**TASK STATEMENT**: Every line from the line containing "What's the underlying" through the final line below is to be repeated exactly; no other line is.

**GIVEN ENTRIES**:
┌──

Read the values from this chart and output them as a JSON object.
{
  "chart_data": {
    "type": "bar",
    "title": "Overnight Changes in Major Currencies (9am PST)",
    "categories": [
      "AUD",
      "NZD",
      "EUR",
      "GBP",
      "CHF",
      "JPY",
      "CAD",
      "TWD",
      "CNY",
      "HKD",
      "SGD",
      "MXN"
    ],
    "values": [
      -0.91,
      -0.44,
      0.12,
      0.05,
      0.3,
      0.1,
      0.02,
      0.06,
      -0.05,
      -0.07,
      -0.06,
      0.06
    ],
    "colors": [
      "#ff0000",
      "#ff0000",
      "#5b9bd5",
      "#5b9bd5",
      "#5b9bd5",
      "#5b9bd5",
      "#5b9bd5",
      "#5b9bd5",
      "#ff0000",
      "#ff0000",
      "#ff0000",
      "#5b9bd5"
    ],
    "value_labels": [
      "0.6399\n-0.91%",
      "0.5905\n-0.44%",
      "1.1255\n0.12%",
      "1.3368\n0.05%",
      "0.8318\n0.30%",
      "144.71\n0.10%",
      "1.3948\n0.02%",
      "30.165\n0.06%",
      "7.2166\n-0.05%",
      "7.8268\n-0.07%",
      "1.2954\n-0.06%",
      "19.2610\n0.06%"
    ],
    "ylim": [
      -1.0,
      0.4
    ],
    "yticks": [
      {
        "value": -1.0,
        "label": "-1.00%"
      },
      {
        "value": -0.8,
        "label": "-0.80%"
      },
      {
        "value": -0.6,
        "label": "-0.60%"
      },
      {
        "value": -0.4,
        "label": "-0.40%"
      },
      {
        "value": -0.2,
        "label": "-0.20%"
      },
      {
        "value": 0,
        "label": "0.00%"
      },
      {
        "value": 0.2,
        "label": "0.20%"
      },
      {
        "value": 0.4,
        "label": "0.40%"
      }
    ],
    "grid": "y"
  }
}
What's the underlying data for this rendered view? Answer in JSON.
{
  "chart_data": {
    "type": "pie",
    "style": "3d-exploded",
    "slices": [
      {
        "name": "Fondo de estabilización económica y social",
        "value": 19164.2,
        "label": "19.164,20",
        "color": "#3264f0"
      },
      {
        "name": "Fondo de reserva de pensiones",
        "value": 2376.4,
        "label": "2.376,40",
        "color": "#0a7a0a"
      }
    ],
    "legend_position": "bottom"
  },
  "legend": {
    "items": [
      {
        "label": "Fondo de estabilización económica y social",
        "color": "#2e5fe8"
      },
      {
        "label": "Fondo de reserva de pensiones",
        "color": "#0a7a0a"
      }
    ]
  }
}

└──

**RESULT**:
What's the underlying data for this rendered view? Answer in JSON.
{
  "chart_data": {
    "type": "pie",
    "style": "3d-exploded",
    "slices": [
      {
        "name": "Fondo de estabilización económica y social",
        "value": 19164.2,
        "label": "19.164,20",
        "color": "#3264f0"
      },
      {
        "name": "Fondo de reserva de pensiones",
        "value": 2376.4,
        "label": "2.376,40",
        "color": "#0a7a0a"
      }
    ],
    "legend_position": "bottom"
  },
  "legend": {
    "items": [
      {
        "label": "Fondo de estabilización económica y social",
        "color": "#2e5fe8"
      },
      {
        "label": "Fondo de reserva de pensiones",
        "color": "#0a7a0a"
      }
    ]
  }
}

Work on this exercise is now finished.